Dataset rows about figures
------------------------------------------------
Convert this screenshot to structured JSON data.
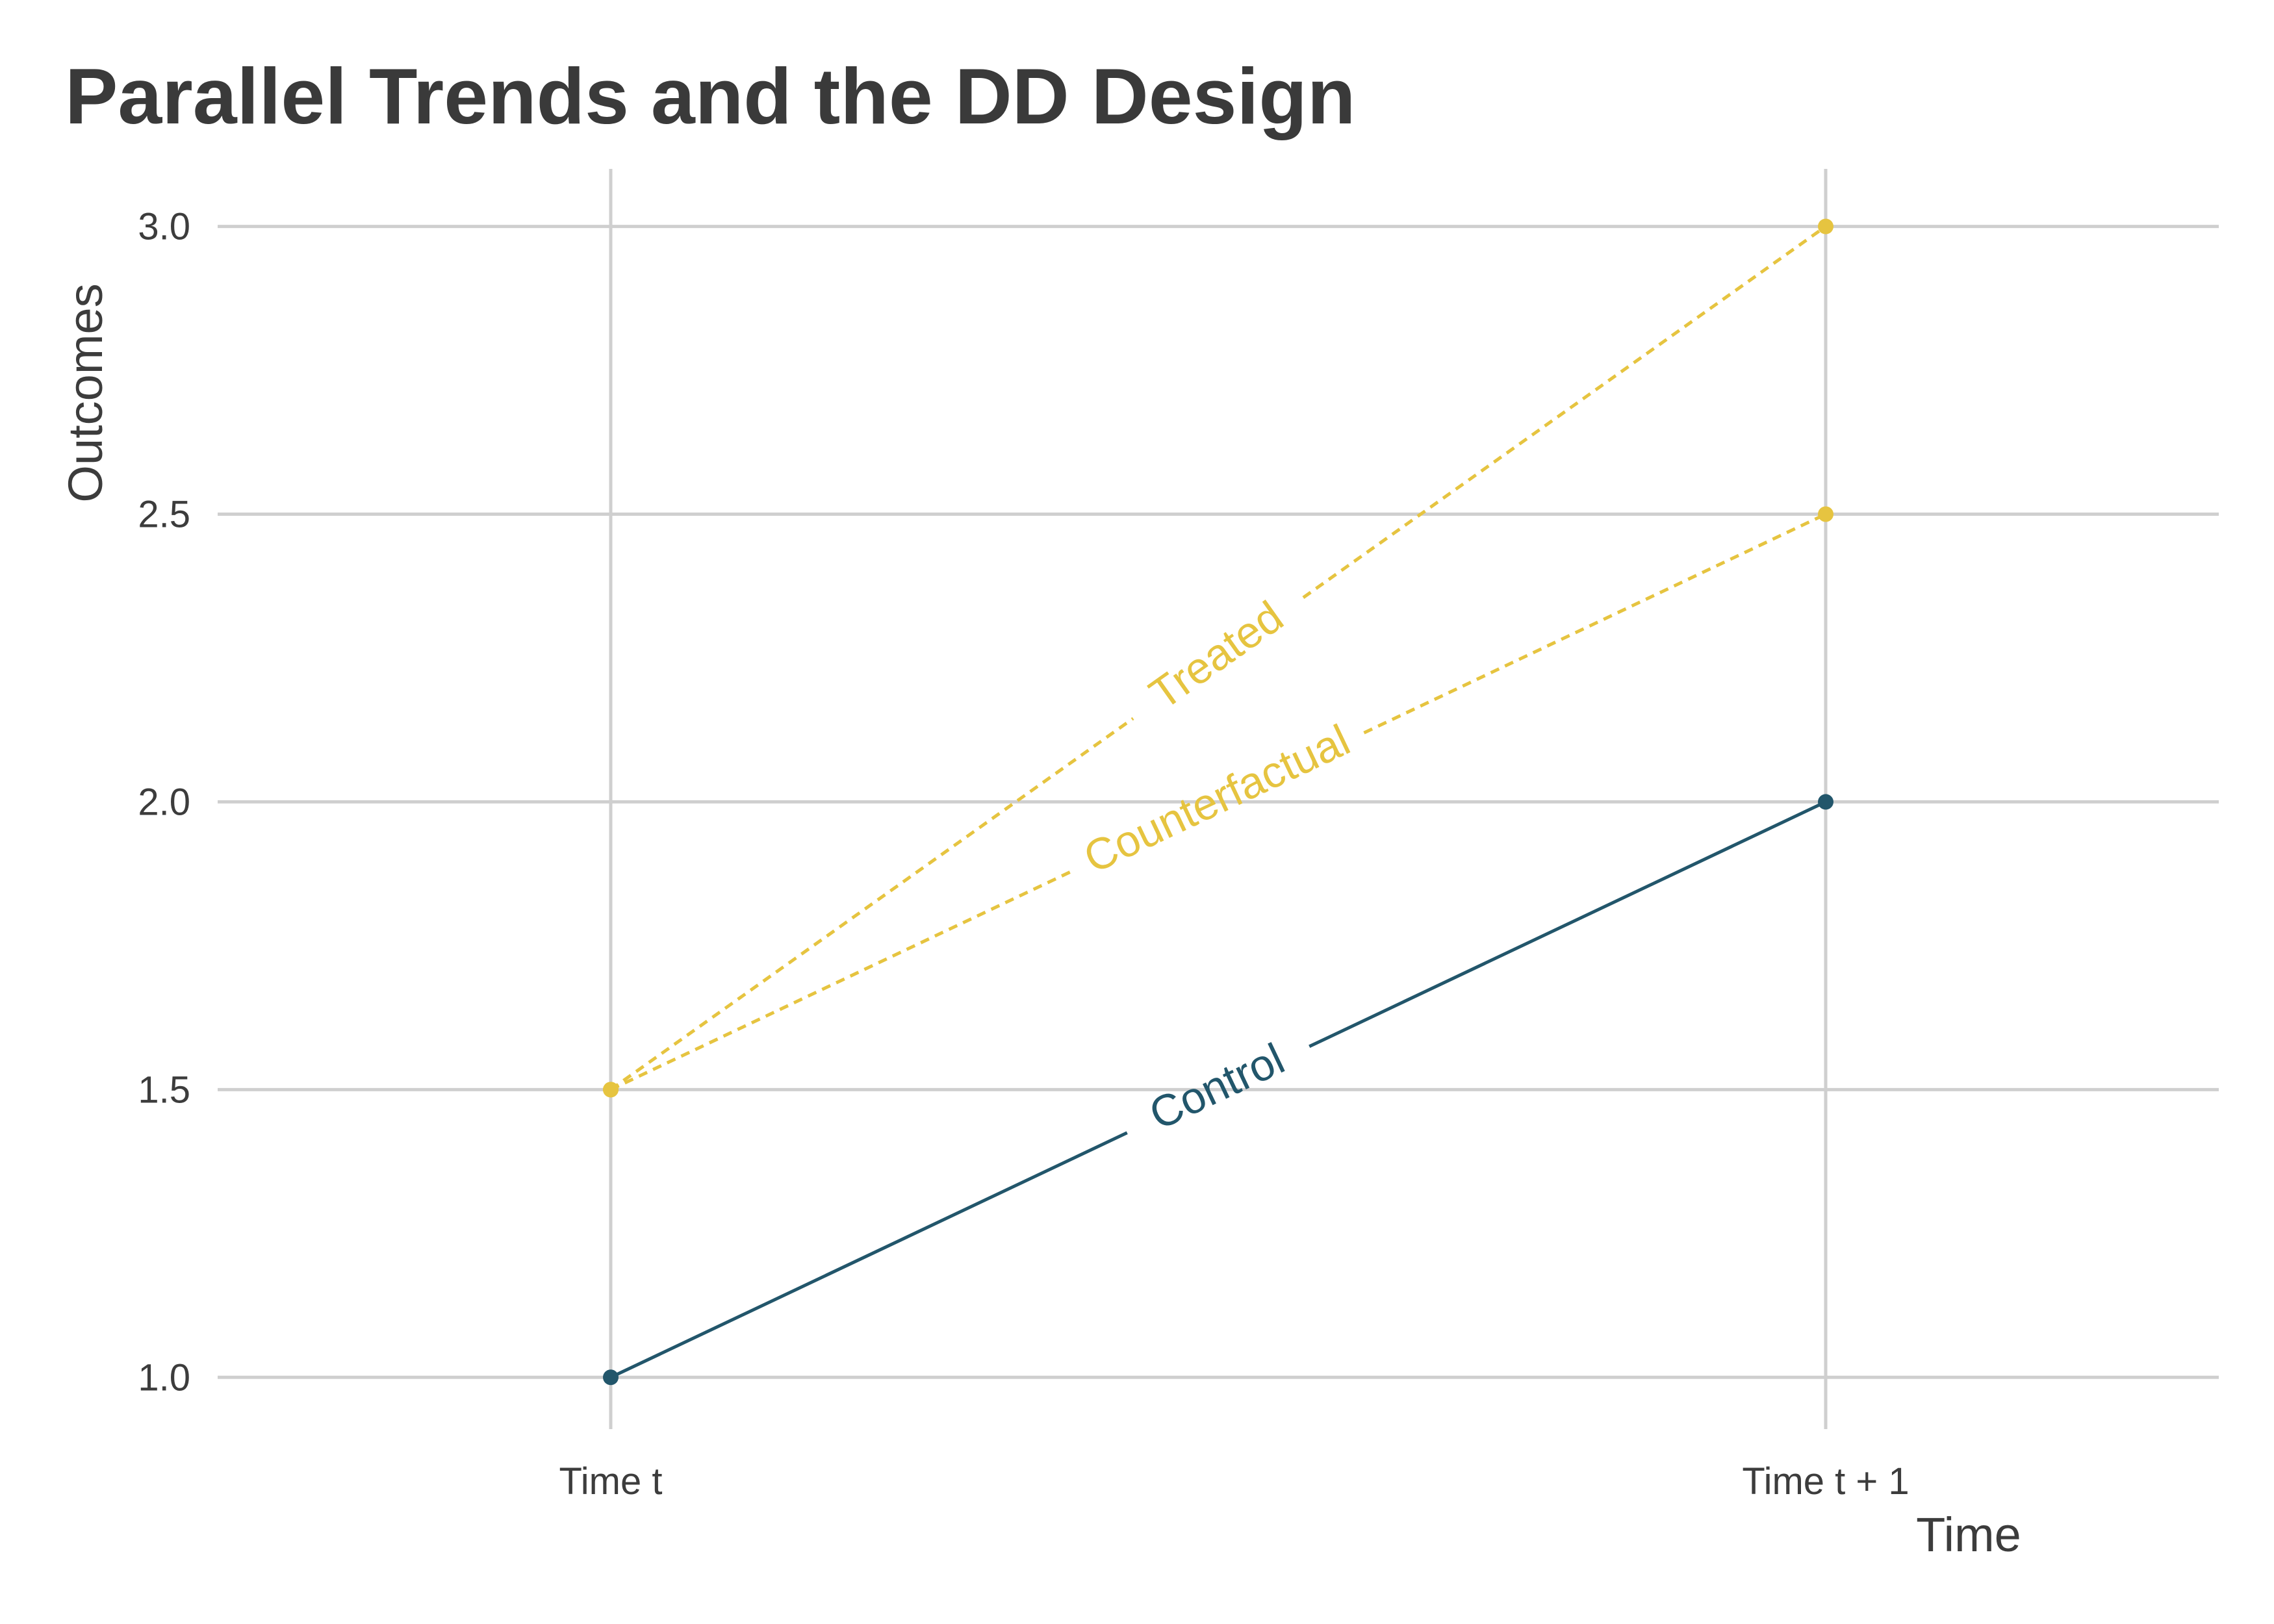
{
  "chart_data": {
    "type": "line",
    "title": "Parallel Trends and the DD Design",
    "xlabel": "Time",
    "ylabel": "Outcomes",
    "categories": [
      "Time t",
      "Time t + 1"
    ],
    "ylim": [
      0.91,
      3.1
    ],
    "yticks": [
      1.0,
      1.5,
      2.0,
      2.5,
      3.0
    ],
    "ytick_labels": [
      "1.0",
      "1.5",
      "2.0",
      "2.5",
      "3.0"
    ],
    "grid": true,
    "legend": "none (inline line labels)",
    "series": [
      {
        "name": "Control",
        "values": [
          1.0,
          2.0
        ],
        "color": "#22566b",
        "style": "solid"
      },
      {
        "name": "Treated",
        "values": [
          1.5,
          3.0
        ],
        "color": "#e6c440",
        "style": "dashed"
      },
      {
        "name": "Counterfactual",
        "values": [
          1.5,
          2.5
        ],
        "color": "#e6c440",
        "style": "dashed"
      }
    ]
  }
}
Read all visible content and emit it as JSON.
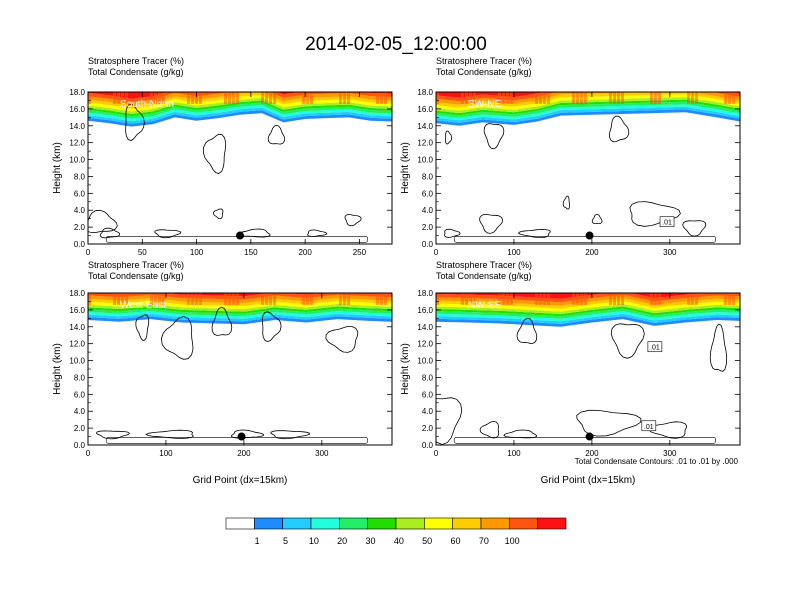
{
  "title": "2014-02-05_12:00:00",
  "panel_subtitle_lines": [
    "Stratosphere Tracer   (%)",
    "Total Condensate   (g/kg)"
  ],
  "ylabel": "Height (km)",
  "xlabel": "Grid Point (dx=15km)",
  "contour_note": "Total Condensate Contours: .01 to .01 by .000",
  "colorbar": {
    "colors": [
      "#ffffff",
      "#1e8cff",
      "#22ccff",
      "#22ffdd",
      "#22ee66",
      "#22dd00",
      "#aaee22",
      "#ffff00",
      "#ffcc00",
      "#ff9900",
      "#ff5511",
      "#ff1111"
    ],
    "labels": [
      "1",
      "5",
      "10",
      "20",
      "30",
      "40",
      "50",
      "60",
      "70",
      "100"
    ]
  },
  "chart_data": [
    {
      "type": "heatmap",
      "panel_label": "South-North",
      "title": "Stratosphere Tracer (%) / Total Condensate (g/kg)",
      "xlim": [
        0,
        280
      ],
      "ylim": [
        0,
        18
      ],
      "xticks": [
        0,
        50,
        100,
        150,
        200,
        250
      ],
      "yticks": [
        0.0,
        2.0,
        4.0,
        6.0,
        8.0,
        10.0,
        12.0,
        14.0,
        16.0,
        18.0
      ],
      "tracer_base_profile": [
        [
          0,
          14.6
        ],
        [
          20,
          14.3
        ],
        [
          40,
          13.9
        ],
        [
          60,
          14.2
        ],
        [
          80,
          15.0
        ],
        [
          100,
          14.6
        ],
        [
          120,
          14.9
        ],
        [
          140,
          15.3
        ],
        [
          160,
          15.5
        ],
        [
          180,
          14.4
        ],
        [
          200,
          14.8
        ],
        [
          220,
          14.9
        ],
        [
          240,
          15.0
        ],
        [
          260,
          14.6
        ],
        [
          280,
          14.5
        ]
      ],
      "marker": {
        "x": 140,
        "y": 1.0
      },
      "contour_labels": []
    },
    {
      "type": "heatmap",
      "panel_label": "SW-NE",
      "title": "Stratosphere Tracer (%) / Total Condensate (g/kg)",
      "xlim": [
        0,
        390
      ],
      "ylim": [
        0,
        18
      ],
      "xticks": [
        0,
        100,
        200,
        300
      ],
      "yticks": [
        0.0,
        2.0,
        4.0,
        6.0,
        8.0,
        10.0,
        12.0,
        14.0,
        16.0,
        18.0
      ],
      "tracer_base_profile": [
        [
          0,
          14.3
        ],
        [
          30,
          14.0
        ],
        [
          60,
          14.4
        ],
        [
          100,
          14.1
        ],
        [
          130,
          14.5
        ],
        [
          160,
          15.2
        ],
        [
          200,
          15.3
        ],
        [
          240,
          15.4
        ],
        [
          280,
          15.5
        ],
        [
          320,
          15.6
        ],
        [
          360,
          15.0
        ],
        [
          390,
          14.5
        ]
      ],
      "marker": {
        "x": 197,
        "y": 1.0
      },
      "contour_labels": [
        ".01"
      ]
    },
    {
      "type": "heatmap",
      "panel_label": "West-East",
      "title": "Stratosphere Tracer (%) / Total Condensate (g/kg)",
      "xlim": [
        0,
        390
      ],
      "ylim": [
        0,
        18
      ],
      "xticks": [
        0,
        100,
        200,
        300
      ],
      "yticks": [
        0.0,
        2.0,
        4.0,
        6.0,
        8.0,
        10.0,
        12.0,
        14.0,
        16.0,
        18.0
      ],
      "tracer_base_profile": [
        [
          0,
          14.8
        ],
        [
          40,
          14.6
        ],
        [
          80,
          14.9
        ],
        [
          120,
          14.5
        ],
        [
          160,
          14.4
        ],
        [
          200,
          14.3
        ],
        [
          240,
          14.8
        ],
        [
          280,
          14.5
        ],
        [
          320,
          14.9
        ],
        [
          360,
          14.7
        ],
        [
          390,
          14.6
        ]
      ],
      "marker": {
        "x": 197,
        "y": 1.0
      },
      "contour_labels": []
    },
    {
      "type": "heatmap",
      "panel_label": "NW-SE",
      "title": "Stratosphere Tracer (%) / Total Condensate (g/kg)",
      "xlim": [
        0,
        390
      ],
      "ylim": [
        0,
        18
      ],
      "xticks": [
        0,
        100,
        200,
        300
      ],
      "yticks": [
        0.0,
        2.0,
        4.0,
        6.0,
        8.0,
        10.0,
        12.0,
        14.0,
        16.0,
        18.0
      ],
      "tracer_base_profile": [
        [
          0,
          14.6
        ],
        [
          40,
          14.5
        ],
        [
          80,
          14.4
        ],
        [
          120,
          14.2
        ],
        [
          160,
          14.0
        ],
        [
          200,
          14.5
        ],
        [
          240,
          14.9
        ],
        [
          280,
          14.1
        ],
        [
          320,
          14.5
        ],
        [
          360,
          14.8
        ],
        [
          390,
          14.7
        ]
      ],
      "marker": {
        "x": 197,
        "y": 1.0
      },
      "contour_labels": [
        ".01",
        ".01"
      ]
    }
  ]
}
------------------------------------------------
__STATED GOAL__
Filter out all lines lacking the word "name" and copy the rest.

__TASK SOLUTION__
        "name": "Control",
        "name": "Treated",
        "name": "Counterfactual",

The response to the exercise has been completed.